Given request - Check each line of the data below for the word "функций", then extract the ones that have it.

Recorded data
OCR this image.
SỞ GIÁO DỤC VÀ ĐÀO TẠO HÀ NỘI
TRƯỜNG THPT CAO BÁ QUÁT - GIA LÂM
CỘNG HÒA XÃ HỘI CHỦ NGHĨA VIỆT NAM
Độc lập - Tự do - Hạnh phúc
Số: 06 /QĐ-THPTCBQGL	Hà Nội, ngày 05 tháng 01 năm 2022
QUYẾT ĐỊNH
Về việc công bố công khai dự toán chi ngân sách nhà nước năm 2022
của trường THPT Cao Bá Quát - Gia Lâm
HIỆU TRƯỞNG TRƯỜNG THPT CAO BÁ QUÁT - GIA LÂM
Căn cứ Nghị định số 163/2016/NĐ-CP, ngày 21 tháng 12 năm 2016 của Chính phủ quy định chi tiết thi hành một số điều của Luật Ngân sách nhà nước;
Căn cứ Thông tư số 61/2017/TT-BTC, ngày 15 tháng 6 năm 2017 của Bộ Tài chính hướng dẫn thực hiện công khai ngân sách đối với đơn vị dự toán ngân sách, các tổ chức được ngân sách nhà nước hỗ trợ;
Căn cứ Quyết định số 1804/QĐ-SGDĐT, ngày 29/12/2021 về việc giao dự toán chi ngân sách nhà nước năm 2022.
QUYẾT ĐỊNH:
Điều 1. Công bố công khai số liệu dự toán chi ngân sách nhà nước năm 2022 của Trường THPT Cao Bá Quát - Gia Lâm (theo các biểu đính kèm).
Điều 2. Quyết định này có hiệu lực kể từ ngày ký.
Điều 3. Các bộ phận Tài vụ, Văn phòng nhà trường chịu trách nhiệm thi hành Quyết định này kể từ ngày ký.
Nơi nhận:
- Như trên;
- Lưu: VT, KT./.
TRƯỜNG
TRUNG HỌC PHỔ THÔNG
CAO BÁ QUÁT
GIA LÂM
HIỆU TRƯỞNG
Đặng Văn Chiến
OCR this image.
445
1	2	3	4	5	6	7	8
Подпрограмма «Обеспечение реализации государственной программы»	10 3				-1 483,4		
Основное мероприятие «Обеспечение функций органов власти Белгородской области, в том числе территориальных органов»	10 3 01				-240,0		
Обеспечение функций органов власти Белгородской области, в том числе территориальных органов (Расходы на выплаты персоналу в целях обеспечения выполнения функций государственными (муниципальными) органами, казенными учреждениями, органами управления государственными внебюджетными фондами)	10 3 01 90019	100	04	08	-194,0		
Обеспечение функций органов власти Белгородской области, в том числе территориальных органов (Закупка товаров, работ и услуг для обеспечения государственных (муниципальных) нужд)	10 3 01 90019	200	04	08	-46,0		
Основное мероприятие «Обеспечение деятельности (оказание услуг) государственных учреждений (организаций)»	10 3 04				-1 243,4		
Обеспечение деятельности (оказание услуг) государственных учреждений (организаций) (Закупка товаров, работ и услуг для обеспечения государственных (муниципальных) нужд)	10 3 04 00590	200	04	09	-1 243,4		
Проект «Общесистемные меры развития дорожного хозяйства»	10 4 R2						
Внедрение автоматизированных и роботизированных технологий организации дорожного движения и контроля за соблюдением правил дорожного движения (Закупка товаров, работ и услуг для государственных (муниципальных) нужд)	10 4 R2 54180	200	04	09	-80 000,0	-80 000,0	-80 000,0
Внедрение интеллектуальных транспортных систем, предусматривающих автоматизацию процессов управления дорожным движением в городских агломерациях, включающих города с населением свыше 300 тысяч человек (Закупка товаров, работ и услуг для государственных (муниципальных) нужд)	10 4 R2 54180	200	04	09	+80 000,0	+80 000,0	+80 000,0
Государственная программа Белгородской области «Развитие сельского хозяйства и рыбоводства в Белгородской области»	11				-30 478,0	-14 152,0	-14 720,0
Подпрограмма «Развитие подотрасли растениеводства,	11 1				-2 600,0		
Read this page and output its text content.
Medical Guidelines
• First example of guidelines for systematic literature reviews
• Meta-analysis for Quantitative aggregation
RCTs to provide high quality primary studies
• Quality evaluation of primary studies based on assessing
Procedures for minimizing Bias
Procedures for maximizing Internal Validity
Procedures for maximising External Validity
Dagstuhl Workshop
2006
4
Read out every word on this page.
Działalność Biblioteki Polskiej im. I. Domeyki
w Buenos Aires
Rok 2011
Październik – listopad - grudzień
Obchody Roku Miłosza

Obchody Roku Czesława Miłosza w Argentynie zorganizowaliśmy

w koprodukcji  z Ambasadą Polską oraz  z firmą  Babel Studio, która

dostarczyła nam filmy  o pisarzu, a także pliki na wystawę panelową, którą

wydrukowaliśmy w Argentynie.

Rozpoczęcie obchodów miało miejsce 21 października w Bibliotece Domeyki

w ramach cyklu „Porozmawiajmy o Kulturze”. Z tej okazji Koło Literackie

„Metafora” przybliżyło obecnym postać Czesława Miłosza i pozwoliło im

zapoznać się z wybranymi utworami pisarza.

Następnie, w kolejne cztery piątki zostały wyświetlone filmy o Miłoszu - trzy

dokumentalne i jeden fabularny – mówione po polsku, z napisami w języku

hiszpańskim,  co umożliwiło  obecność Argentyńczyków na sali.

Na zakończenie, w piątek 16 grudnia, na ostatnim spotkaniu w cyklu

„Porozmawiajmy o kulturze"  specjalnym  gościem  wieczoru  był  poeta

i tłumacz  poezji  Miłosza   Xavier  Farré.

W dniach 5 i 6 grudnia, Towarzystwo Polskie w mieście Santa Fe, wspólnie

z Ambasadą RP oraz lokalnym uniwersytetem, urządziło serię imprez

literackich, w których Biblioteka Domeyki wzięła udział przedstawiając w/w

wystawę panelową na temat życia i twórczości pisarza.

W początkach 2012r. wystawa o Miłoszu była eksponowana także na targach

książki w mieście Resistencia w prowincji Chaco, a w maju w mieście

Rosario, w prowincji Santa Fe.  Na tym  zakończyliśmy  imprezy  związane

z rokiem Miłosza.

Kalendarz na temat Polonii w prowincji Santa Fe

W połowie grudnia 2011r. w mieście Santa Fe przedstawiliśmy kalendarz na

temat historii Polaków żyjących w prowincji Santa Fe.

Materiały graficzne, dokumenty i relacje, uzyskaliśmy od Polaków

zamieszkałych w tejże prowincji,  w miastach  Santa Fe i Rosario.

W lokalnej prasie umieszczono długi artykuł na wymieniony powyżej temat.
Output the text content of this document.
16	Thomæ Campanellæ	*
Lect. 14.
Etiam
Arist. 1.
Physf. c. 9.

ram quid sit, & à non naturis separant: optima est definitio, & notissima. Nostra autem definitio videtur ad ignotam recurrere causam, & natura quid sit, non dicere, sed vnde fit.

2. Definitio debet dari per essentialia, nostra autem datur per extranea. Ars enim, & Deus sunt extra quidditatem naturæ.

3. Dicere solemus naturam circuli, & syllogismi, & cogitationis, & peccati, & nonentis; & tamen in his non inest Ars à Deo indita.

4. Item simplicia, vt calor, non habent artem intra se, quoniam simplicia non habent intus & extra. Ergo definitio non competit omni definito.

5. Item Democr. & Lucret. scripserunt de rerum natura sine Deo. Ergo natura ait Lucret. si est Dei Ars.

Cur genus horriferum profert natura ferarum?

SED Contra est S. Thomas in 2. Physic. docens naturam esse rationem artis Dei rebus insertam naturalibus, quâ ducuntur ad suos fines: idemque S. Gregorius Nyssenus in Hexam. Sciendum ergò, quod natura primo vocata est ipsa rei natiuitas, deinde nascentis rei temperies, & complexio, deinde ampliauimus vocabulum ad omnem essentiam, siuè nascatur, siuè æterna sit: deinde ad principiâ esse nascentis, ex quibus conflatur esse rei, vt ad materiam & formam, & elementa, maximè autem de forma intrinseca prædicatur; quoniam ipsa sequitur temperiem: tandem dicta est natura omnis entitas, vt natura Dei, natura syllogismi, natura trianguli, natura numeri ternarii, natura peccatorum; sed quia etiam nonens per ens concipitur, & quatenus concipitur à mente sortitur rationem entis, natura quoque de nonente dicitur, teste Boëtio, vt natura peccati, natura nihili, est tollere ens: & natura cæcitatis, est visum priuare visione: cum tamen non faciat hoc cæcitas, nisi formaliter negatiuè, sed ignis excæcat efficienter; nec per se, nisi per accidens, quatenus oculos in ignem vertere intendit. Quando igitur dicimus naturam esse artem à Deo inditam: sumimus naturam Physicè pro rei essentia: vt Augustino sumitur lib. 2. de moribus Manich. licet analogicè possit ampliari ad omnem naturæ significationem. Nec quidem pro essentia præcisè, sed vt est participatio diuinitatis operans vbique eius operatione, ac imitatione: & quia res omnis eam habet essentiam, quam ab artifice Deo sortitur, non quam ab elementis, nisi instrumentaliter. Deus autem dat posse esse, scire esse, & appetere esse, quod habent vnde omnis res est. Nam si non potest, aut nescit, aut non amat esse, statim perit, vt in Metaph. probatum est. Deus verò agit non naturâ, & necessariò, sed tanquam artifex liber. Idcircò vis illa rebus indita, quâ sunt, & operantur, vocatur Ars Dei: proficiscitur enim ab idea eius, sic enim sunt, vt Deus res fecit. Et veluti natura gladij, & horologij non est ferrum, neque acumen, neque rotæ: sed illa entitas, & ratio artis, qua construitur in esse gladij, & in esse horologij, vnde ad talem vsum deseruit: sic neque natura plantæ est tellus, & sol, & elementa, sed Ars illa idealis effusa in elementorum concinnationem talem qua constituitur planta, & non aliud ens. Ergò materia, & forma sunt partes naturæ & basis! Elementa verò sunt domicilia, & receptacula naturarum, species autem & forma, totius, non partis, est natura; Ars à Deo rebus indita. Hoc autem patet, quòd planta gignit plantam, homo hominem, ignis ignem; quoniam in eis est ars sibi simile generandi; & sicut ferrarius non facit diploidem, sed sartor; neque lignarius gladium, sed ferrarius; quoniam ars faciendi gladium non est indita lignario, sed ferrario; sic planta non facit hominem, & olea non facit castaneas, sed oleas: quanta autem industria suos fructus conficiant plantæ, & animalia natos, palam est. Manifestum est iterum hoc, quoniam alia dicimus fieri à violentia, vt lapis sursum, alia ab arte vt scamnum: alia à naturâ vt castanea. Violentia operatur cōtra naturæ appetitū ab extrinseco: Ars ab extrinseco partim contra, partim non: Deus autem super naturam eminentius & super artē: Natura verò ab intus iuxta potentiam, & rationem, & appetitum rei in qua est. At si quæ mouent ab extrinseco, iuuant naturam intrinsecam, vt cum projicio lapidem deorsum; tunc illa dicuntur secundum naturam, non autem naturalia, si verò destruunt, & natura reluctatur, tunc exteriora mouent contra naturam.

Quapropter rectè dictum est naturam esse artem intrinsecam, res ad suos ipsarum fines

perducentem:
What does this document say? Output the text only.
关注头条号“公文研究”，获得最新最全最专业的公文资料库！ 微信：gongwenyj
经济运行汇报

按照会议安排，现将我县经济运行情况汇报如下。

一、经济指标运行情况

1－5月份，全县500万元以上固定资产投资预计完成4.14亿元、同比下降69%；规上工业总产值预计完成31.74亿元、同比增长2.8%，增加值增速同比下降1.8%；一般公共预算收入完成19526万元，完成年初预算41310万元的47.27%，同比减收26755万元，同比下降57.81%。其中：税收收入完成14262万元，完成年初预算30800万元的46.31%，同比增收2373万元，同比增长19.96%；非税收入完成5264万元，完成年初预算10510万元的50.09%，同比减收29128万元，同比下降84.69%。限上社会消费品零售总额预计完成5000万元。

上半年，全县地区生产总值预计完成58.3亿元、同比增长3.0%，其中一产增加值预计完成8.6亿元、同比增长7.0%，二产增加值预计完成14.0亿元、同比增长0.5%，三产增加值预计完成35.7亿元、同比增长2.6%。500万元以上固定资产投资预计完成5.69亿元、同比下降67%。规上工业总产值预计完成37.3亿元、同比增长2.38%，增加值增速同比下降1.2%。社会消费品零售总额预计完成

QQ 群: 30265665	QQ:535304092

Task result -
Основное мероприятие «Обеспечение функций органов власти Белгородской области, в том числе территориальных органов»	10 3 01				-240,0		
Обеспечение функций органов власти Белгородской области, в том числе территориальных органов (Расходы на выплаты персоналу в целях обеспечения выполнения функций государственными (муниципальными) органами, казенными учреждениями, органами управления государственными внебюджетными фондами)	10 3 01 90019	100	04	08	-194,0		
Обеспечение функций органов власти Белгородской области, в том числе территориальных органов (Закупка товаров, работ и услуг для обеспечения государственных (муниципальных) нужд)	10 3 01 90019	200	04	08	-46,0		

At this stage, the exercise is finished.